* [Exercise objective]
How many lines of the records hold the string "this"? Reply with the number alone.

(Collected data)

--------

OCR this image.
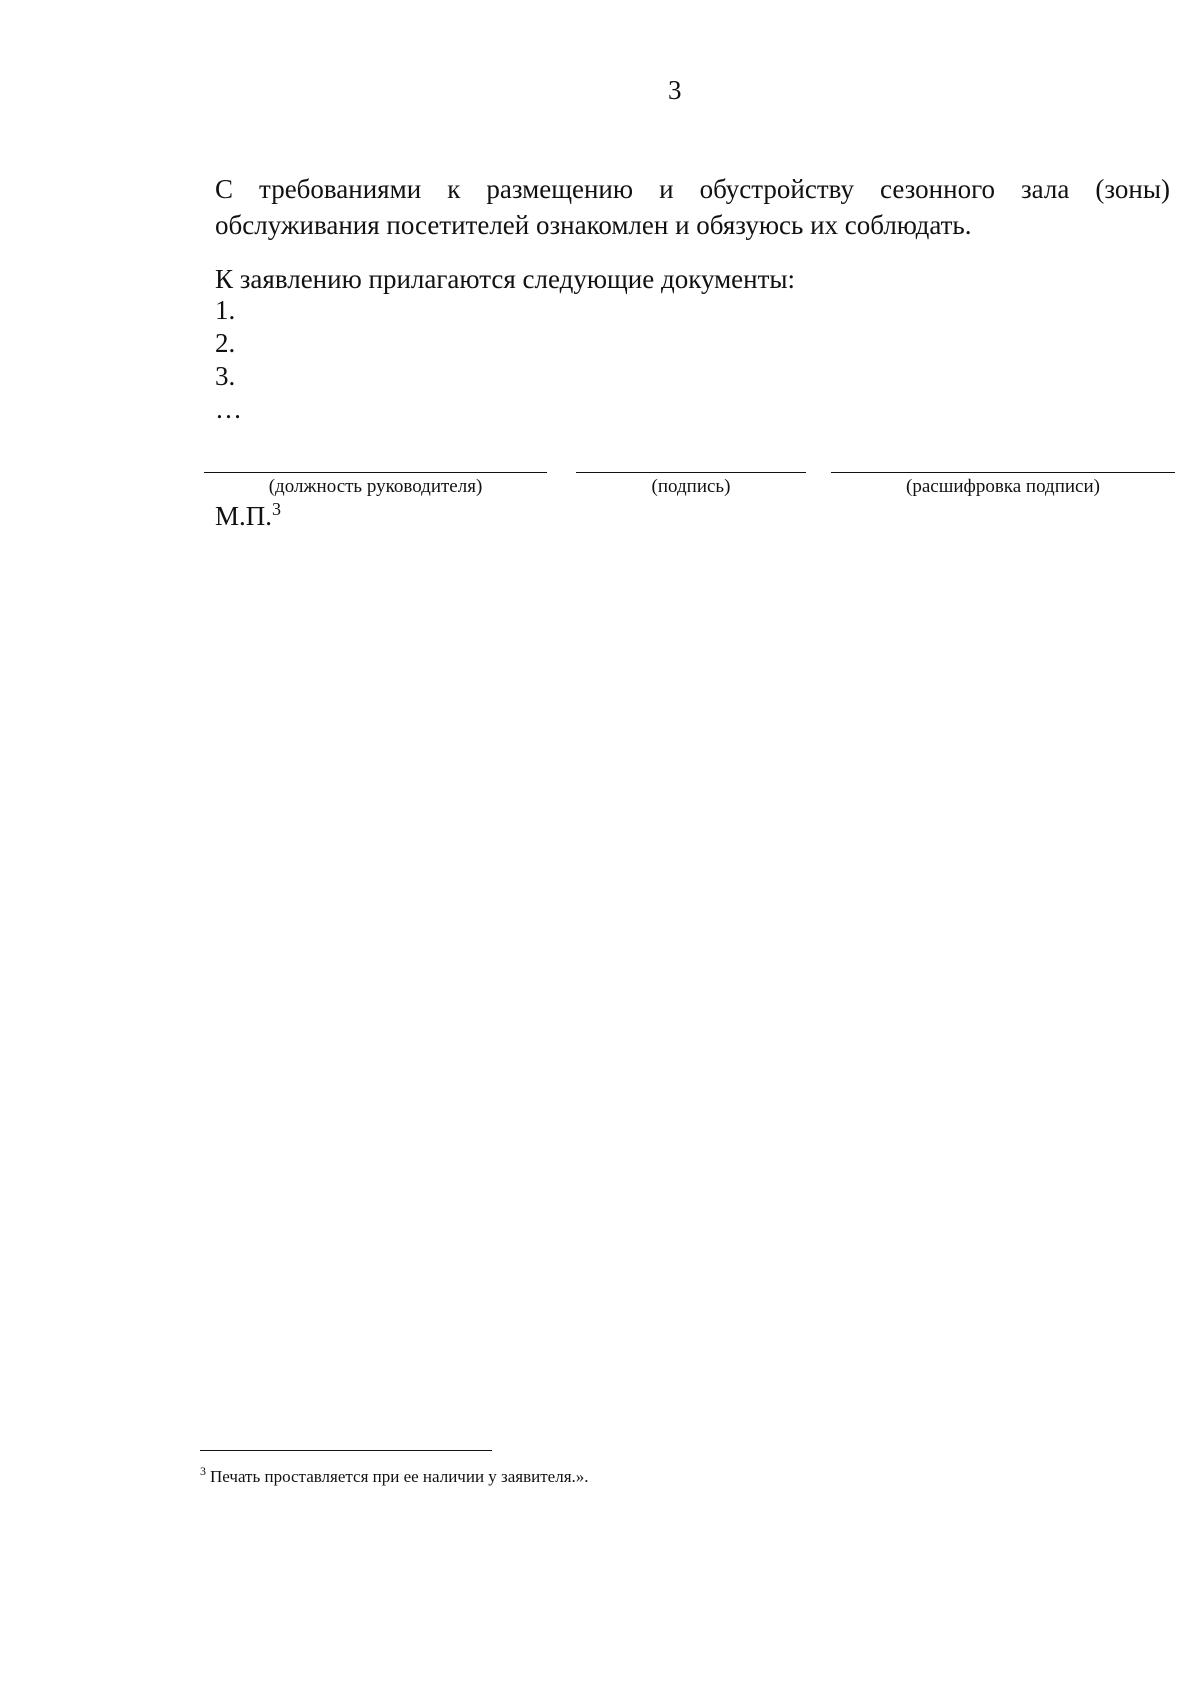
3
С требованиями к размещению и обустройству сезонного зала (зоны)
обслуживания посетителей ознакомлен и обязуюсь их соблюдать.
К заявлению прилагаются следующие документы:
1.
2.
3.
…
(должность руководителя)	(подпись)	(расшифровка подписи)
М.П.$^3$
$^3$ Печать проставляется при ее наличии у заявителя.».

--------

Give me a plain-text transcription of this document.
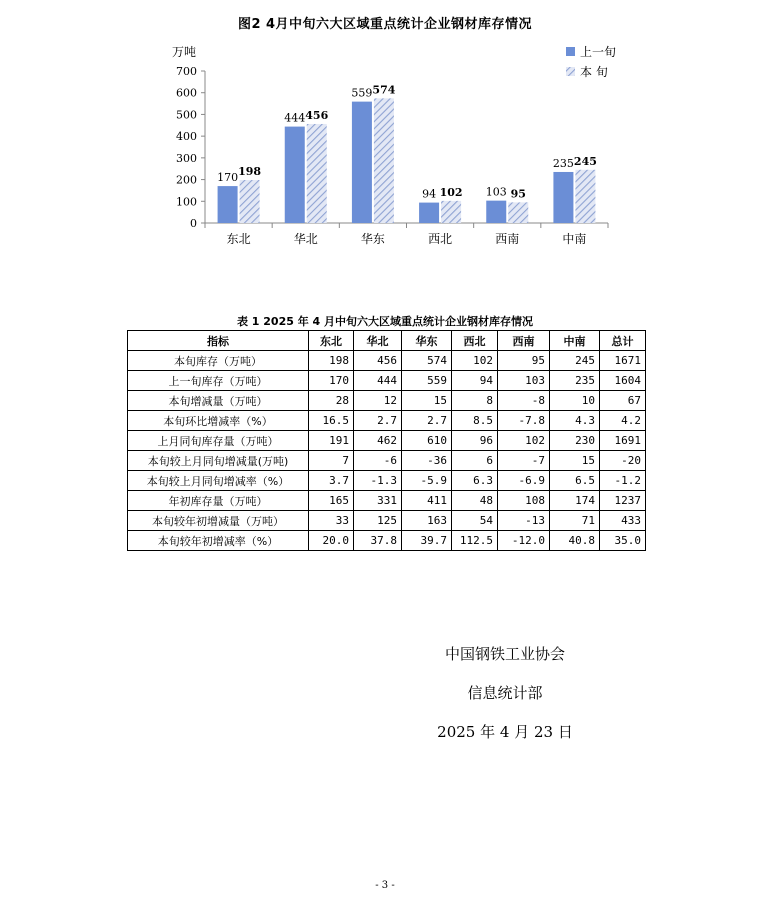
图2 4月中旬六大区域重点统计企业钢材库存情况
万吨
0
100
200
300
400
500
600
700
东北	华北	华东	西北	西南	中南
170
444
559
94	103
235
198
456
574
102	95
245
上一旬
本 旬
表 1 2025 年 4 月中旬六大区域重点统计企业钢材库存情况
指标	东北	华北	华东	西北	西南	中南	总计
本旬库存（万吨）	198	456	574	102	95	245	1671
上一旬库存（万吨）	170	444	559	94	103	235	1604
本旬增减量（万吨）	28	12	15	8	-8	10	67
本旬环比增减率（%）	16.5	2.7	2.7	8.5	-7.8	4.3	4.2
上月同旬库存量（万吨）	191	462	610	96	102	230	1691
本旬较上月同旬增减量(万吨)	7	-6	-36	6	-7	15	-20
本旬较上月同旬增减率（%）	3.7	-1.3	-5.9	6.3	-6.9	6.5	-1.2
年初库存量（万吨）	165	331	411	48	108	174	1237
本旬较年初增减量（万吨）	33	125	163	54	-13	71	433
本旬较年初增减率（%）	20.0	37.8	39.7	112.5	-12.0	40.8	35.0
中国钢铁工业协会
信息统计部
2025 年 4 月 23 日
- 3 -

--------

* [Task response]
2